▶ **Job**: Any picture among the records should be left out, please; retype the rest exactly.

▶ **Input rows**:
-.-.-

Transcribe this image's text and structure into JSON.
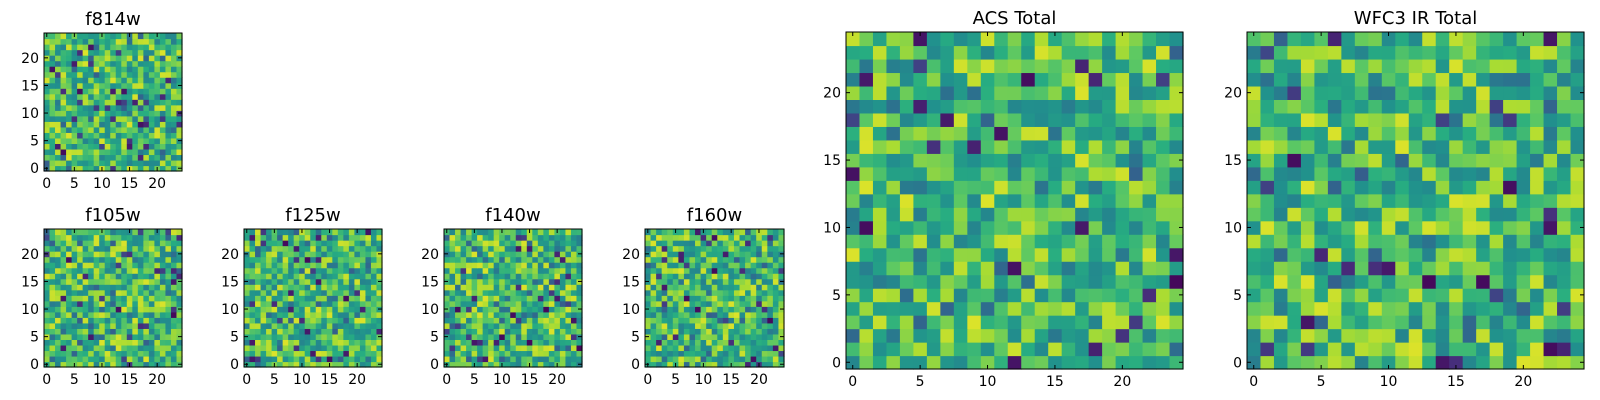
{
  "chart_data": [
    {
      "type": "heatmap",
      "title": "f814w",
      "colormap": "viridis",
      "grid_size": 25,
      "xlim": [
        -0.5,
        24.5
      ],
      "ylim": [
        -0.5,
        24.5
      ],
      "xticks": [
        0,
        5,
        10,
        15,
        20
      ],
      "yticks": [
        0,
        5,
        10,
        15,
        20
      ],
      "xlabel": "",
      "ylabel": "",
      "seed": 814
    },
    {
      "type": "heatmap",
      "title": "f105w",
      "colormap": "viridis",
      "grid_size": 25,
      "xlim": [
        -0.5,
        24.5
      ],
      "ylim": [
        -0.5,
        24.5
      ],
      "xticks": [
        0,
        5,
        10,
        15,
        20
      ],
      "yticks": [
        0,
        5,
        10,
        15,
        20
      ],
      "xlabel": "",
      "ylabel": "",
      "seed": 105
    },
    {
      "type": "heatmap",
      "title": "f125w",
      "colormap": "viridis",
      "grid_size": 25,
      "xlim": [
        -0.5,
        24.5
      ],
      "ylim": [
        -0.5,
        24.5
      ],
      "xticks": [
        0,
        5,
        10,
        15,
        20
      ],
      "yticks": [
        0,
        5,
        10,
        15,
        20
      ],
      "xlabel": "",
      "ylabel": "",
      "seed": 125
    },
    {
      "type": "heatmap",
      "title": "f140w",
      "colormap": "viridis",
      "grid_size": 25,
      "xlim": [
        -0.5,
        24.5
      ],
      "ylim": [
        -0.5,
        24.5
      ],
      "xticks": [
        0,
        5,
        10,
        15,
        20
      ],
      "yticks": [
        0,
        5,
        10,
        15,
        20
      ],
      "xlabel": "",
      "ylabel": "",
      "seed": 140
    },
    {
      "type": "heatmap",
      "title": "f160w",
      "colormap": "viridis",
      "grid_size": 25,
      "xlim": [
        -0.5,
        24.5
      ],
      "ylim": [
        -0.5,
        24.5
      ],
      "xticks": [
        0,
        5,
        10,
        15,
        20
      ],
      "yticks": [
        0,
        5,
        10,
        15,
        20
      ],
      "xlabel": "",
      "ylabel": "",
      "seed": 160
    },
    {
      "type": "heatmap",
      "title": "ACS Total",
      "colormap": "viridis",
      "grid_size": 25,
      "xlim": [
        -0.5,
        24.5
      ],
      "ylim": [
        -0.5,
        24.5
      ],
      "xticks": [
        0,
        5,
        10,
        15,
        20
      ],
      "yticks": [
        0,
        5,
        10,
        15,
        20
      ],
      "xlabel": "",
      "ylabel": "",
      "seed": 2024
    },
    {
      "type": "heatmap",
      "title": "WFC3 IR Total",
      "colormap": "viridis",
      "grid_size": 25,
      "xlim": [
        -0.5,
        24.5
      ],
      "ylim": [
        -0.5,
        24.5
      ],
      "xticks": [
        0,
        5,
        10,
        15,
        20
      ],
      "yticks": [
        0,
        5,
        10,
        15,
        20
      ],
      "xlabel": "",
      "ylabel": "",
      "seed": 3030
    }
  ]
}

-.-.-

▶ **Result for this exercise**:
Transcribe this image's text and structure into JSON.
{
  "chart_data": [
    {
      "type": "heatmap",
      "title": "f814w",
      "colormap": "viridis",
      "grid_size": 25,
      "xlim": [
        -0.5,
        24.5
      ],
      "ylim": [
        -0.5,
        24.5
      ],
      "xticks": [
        0,
        5,
        10,
        15,
        20
      ],
      "yticks": [
        0,
        5,
        10,
        15,
        20
      ],
      "xlabel": "",
      "ylabel": "",
      "seed": 814
    },
    {
      "type": "heatmap",
      "title": "f105w",
      "colormap": "viridis",
      "grid_size": 25,
      "xlim": [
        -0.5,
        24.5
      ],
      "ylim": [
        -0.5,
        24.5
      ],
      "xticks": [
        0,
        5,
        10,
        15,
        20
      ],
      "yticks": [
        0,
        5,
        10,
        15,
        20
      ],
      "xlabel": "",
      "ylabel": "",
      "seed": 105
    },
    {
      "type": "heatmap",
      "title": "f125w",
      "colormap": "viridis",
      "grid_size": 25,
      "xlim": [
        -0.5,
        24.5
      ],
      "ylim": [
        -0.5,
        24.5
      ],
      "xticks": [
        0,
        5,
        10,
        15,
        20
      ],
      "yticks": [
        0,
        5,
        10,
        15,
        20
      ],
      "xlabel": "",
      "ylabel": "",
      "seed": 125
    },
    {
      "type": "heatmap",
      "title": "f140w",
      "colormap": "viridis",
      "grid_size": 25,
      "xlim": [
        -0.5,
        24.5
      ],
      "ylim": [
        -0.5,
        24.5
      ],
      "xticks": [
        0,
        5,
        10,
        15,
        20
      ],
      "yticks": [
        0,
        5,
        10,
        15,
        20
      ],
      "xlabel": "",
      "ylabel": "",
      "seed": 140
    },
    {
      "type": "heatmap",
      "title": "f160w",
      "colormap": "viridis",
      "grid_size": 25,
      "xlim": [
        -0.5,
        24.5
      ],
      "ylim": [
        -0.5,
        24.5
      ],
      "xticks": [
        0,
        5,
        10,
        15,
        20
      ],
      "yticks": [
        0,
        5,
        10,
        15,
        20
      ],
      "xlabel": "",
      "ylabel": "",
      "seed": 160
    },
    {
      "type": "heatmap",
      "title": "ACS Total",
      "colormap": "viridis",
      "grid_size": 25,
      "xlim": [
        -0.5,
        24.5
      ],
      "ylim": [
        -0.5,
        24.5
      ],
      "xticks": [
        0,
        5,
        10,
        15,
        20
      ],
      "yticks": [
        0,
        5,
        10,
        15,
        20
      ],
      "xlabel": "",
      "ylabel": "",
      "seed": 2024
    },
    {
      "type": "heatmap",
      "title": "WFC3 IR Total",
      "colormap": "viridis",
      "grid_size": 25,
      "xlim": [
        -0.5,
        24.5
      ],
      "ylim": [
        -0.5,
        24.5
      ],
      "xticks": [
        0,
        5,
        10,
        15,
        20
      ],
      "yticks": [
        0,
        5,
        10,
        15,
        20
      ],
      "xlabel": "",
      "ylabel": "",
      "seed": 3030
    }
  ]
}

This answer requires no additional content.